Dataset records -
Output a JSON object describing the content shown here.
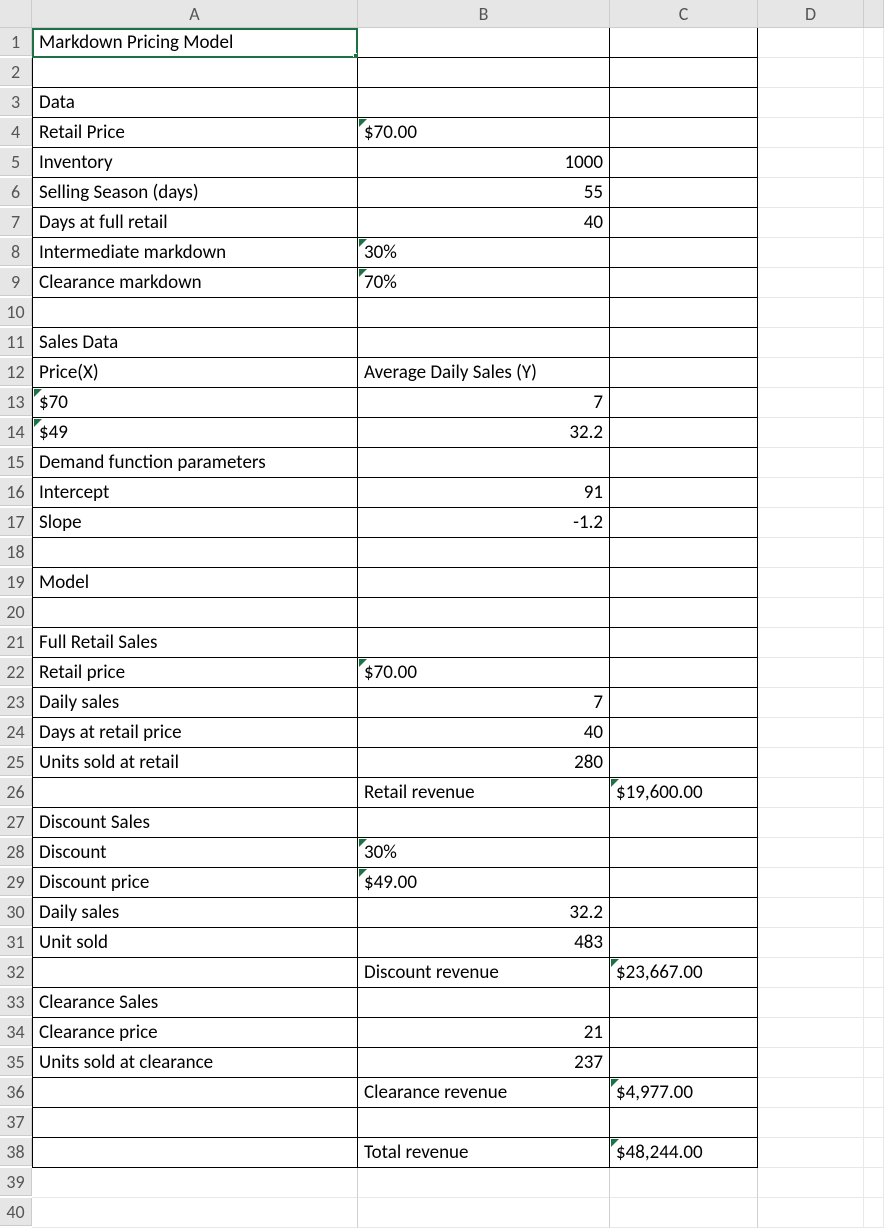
{
  "colHeaders": [
    "A",
    "B",
    "C",
    "D",
    ""
  ],
  "rowCount": 40,
  "selectedCell": "A1",
  "rows": {
    "1": {
      "A": {
        "v": "Markdown Pricing Model",
        "a": "txt"
      }
    },
    "2": {},
    "3": {
      "A": {
        "v": "Data",
        "a": "txt"
      }
    },
    "4": {
      "A": {
        "v": "Retail Price",
        "a": "txt"
      },
      "B": {
        "v": "$70.00",
        "a": "txt",
        "tri": true
      }
    },
    "5": {
      "A": {
        "v": "Inventory",
        "a": "txt"
      },
      "B": {
        "v": "1000",
        "a": "num"
      }
    },
    "6": {
      "A": {
        "v": "Selling Season (days)",
        "a": "txt"
      },
      "B": {
        "v": "55",
        "a": "num"
      }
    },
    "7": {
      "A": {
        "v": "Days at full retail",
        "a": "txt"
      },
      "B": {
        "v": "40",
        "a": "num"
      }
    },
    "8": {
      "A": {
        "v": "Intermediate markdown",
        "a": "txt"
      },
      "B": {
        "v": "30%",
        "a": "txt",
        "tri": true
      }
    },
    "9": {
      "A": {
        "v": "Clearance markdown",
        "a": "txt"
      },
      "B": {
        "v": "70%",
        "a": "txt",
        "tri": true
      }
    },
    "10": {},
    "11": {
      "A": {
        "v": "Sales Data",
        "a": "txt"
      }
    },
    "12": {
      "A": {
        "v": "Price(X)",
        "a": "txt"
      },
      "B": {
        "v": "Average Daily Sales (Y)",
        "a": "txt"
      }
    },
    "13": {
      "A": {
        "v": "$70",
        "a": "txt",
        "tri": true
      },
      "B": {
        "v": "7",
        "a": "num"
      }
    },
    "14": {
      "A": {
        "v": "$49",
        "a": "txt",
        "tri": true
      },
      "B": {
        "v": "32.2",
        "a": "num"
      }
    },
    "15": {
      "A": {
        "v": "Demand function parameters",
        "a": "txt"
      }
    },
    "16": {
      "A": {
        "v": "Intercept",
        "a": "txt"
      },
      "B": {
        "v": "91",
        "a": "num"
      }
    },
    "17": {
      "A": {
        "v": "Slope",
        "a": "txt"
      },
      "B": {
        "v": "-1.2",
        "a": "num"
      }
    },
    "18": {},
    "19": {
      "A": {
        "v": "Model",
        "a": "txt"
      }
    },
    "20": {},
    "21": {
      "A": {
        "v": "Full Retail Sales",
        "a": "txt"
      }
    },
    "22": {
      "A": {
        "v": "Retail price",
        "a": "txt"
      },
      "B": {
        "v": "$70.00",
        "a": "txt",
        "tri": true
      }
    },
    "23": {
      "A": {
        "v": "Daily sales",
        "a": "txt"
      },
      "B": {
        "v": "7",
        "a": "num"
      }
    },
    "24": {
      "A": {
        "v": "Days at retail price",
        "a": "txt"
      },
      "B": {
        "v": "40",
        "a": "num"
      }
    },
    "25": {
      "A": {
        "v": "Units sold at retail",
        "a": "txt"
      },
      "B": {
        "v": "280",
        "a": "num"
      }
    },
    "26": {
      "B": {
        "v": "Retail revenue",
        "a": "txt"
      },
      "C": {
        "v": "$19,600.00",
        "a": "txt",
        "tri": true
      }
    },
    "27": {
      "A": {
        "v": "Discount Sales",
        "a": "txt"
      }
    },
    "28": {
      "A": {
        "v": "Discount",
        "a": "txt"
      },
      "B": {
        "v": "30%",
        "a": "txt",
        "tri": true
      }
    },
    "29": {
      "A": {
        "v": "Discount price",
        "a": "txt"
      },
      "B": {
        "v": "$49.00",
        "a": "txt",
        "tri": true
      }
    },
    "30": {
      "A": {
        "v": "Daily sales",
        "a": "txt"
      },
      "B": {
        "v": "32.2",
        "a": "num"
      }
    },
    "31": {
      "A": {
        "v": "Unit sold",
        "a": "txt"
      },
      "B": {
        "v": "483",
        "a": "num"
      }
    },
    "32": {
      "B": {
        "v": "Discount revenue",
        "a": "txt"
      },
      "C": {
        "v": "$23,667.00",
        "a": "txt",
        "tri": true
      }
    },
    "33": {
      "A": {
        "v": "Clearance Sales",
        "a": "txt"
      }
    },
    "34": {
      "A": {
        "v": "Clearance price",
        "a": "txt"
      },
      "B": {
        "v": "21",
        "a": "num"
      }
    },
    "35": {
      "A": {
        "v": "Units sold at clearance",
        "a": "txt"
      },
      "B": {
        "v": "237",
        "a": "num"
      }
    },
    "36": {
      "B": {
        "v": "Clearance revenue",
        "a": "txt"
      },
      "C": {
        "v": "$4,977.00",
        "a": "txt",
        "tri": true
      }
    },
    "37": {},
    "38": {
      "B": {
        "v": "Total revenue",
        "a": "txt"
      },
      "C": {
        "v": "$48,244.00",
        "a": "txt",
        "tri": true
      }
    },
    "39": {},
    "40": {}
  },
  "borderedRows": {
    "from": 1,
    "to": 38,
    "cols": [
      "A",
      "B",
      "C"
    ]
  }
}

What is expected - Return the entries unchanged, save for the pictures, which do not belong in the copy.

Expected answer -
Output a JSON object describing the content shown here.
{
  "colHeaders": [
    "A",
    "B",
    "C",
    "D",
    ""
  ],
  "rowCount": 40,
  "selectedCell": "A1",
  "rows": {
    "1": {
      "A": {
        "v": "Markdown Pricing Model",
        "a": "txt"
      }
    },
    "2": {},
    "3": {
      "A": {
        "v": "Data",
        "a": "txt"
      }
    },
    "4": {
      "A": {
        "v": "Retail Price",
        "a": "txt"
      },
      "B": {
        "v": "$70.00",
        "a": "txt",
        "tri": true
      }
    },
    "5": {
      "A": {
        "v": "Inventory",
        "a": "txt"
      },
      "B": {
        "v": "1000",
        "a": "num"
      }
    },
    "6": {
      "A": {
        "v": "Selling Season (days)",
        "a": "txt"
      },
      "B": {
        "v": "55",
        "a": "num"
      }
    },
    "7": {
      "A": {
        "v": "Days at full retail",
        "a": "txt"
      },
      "B": {
        "v": "40",
        "a": "num"
      }
    },
    "8": {
      "A": {
        "v": "Intermediate markdown",
        "a": "txt"
      },
      "B": {
        "v": "30%",
        "a": "txt",
        "tri": true
      }
    },
    "9": {
      "A": {
        "v": "Clearance markdown",
        "a": "txt"
      },
      "B": {
        "v": "70%",
        "a": "txt",
        "tri": true
      }
    },
    "10": {},
    "11": {
      "A": {
        "v": "Sales Data",
        "a": "txt"
      }
    },
    "12": {
      "A": {
        "v": "Price(X)",
        "a": "txt"
      },
      "B": {
        "v": "Average Daily Sales (Y)",
        "a": "txt"
      }
    },
    "13": {
      "A": {
        "v": "$70",
        "a": "txt",
        "tri": true
      },
      "B": {
        "v": "7",
        "a": "num"
      }
    },
    "14": {
      "A": {
        "v": "$49",
        "a": "txt",
        "tri": true
      },
      "B": {
        "v": "32.2",
        "a": "num"
      }
    },
    "15": {
      "A": {
        "v": "Demand function parameters",
        "a": "txt"
      }
    },
    "16": {
      "A": {
        "v": "Intercept",
        "a": "txt"
      },
      "B": {
        "v": "91",
        "a": "num"
      }
    },
    "17": {
      "A": {
        "v": "Slope",
        "a": "txt"
      },
      "B": {
        "v": "-1.2",
        "a": "num"
      }
    },
    "18": {},
    "19": {
      "A": {
        "v": "Model",
        "a": "txt"
      }
    },
    "20": {},
    "21": {
      "A": {
        "v": "Full Retail Sales",
        "a": "txt"
      }
    },
    "22": {
      "A": {
        "v": "Retail price",
        "a": "txt"
      },
      "B": {
        "v": "$70.00",
        "a": "txt",
        "tri": true
      }
    },
    "23": {
      "A": {
        "v": "Daily sales",
        "a": "txt"
      },
      "B": {
        "v": "7",
        "a": "num"
      }
    },
    "24": {
      "A": {
        "v": "Days at retail price",
        "a": "txt"
      },
      "B": {
        "v": "40",
        "a": "num"
      }
    },
    "25": {
      "A": {
        "v": "Units sold at retail",
        "a": "txt"
      },
      "B": {
        "v": "280",
        "a": "num"
      }
    },
    "26": {
      "B": {
        "v": "Retail revenue",
        "a": "txt"
      },
      "C": {
        "v": "$19,600.00",
        "a": "txt",
        "tri": true
      }
    },
    "27": {
      "A": {
        "v": "Discount Sales",
        "a": "txt"
      }
    },
    "28": {
      "A": {
        "v": "Discount",
        "a": "txt"
      },
      "B": {
        "v": "30%",
        "a": "txt",
        "tri": true
      }
    },
    "29": {
      "A": {
        "v": "Discount price",
        "a": "txt"
      },
      "B": {
        "v": "$49.00",
        "a": "txt",
        "tri": true
      }
    },
    "30": {
      "A": {
        "v": "Daily sales",
        "a": "txt"
      },
      "B": {
        "v": "32.2",
        "a": "num"
      }
    },
    "31": {
      "A": {
        "v": "Unit sold",
        "a": "txt"
      },
      "B": {
        "v": "483",
        "a": "num"
      }
    },
    "32": {
      "B": {
        "v": "Discount revenue",
        "a": "txt"
      },
      "C": {
        "v": "$23,667.00",
        "a": "txt",
        "tri": true
      }
    },
    "33": {
      "A": {
        "v": "Clearance Sales",
        "a": "txt"
      }
    },
    "34": {
      "A": {
        "v": "Clearance price",
        "a": "txt"
      },
      "B": {
        "v": "21",
        "a": "num"
      }
    },
    "35": {
      "A": {
        "v": "Units sold at clearance",
        "a": "txt"
      },
      "B": {
        "v": "237",
        "a": "num"
      }
    },
    "36": {
      "B": {
        "v": "Clearance revenue",
        "a": "txt"
      },
      "C": {
        "v": "$4,977.00",
        "a": "txt",
        "tri": true
      }
    },
    "37": {},
    "38": {
      "B": {
        "v": "Total revenue",
        "a": "txt"
      },
      "C": {
        "v": "$48,244.00",
        "a": "txt",
        "tri": true
      }
    },
    "39": {},
    "40": {}
  },
  "borderedRows": {
    "from": 1,
    "to": 38,
    "cols": [
      "A",
      "B",
      "C"
    ]
  }
}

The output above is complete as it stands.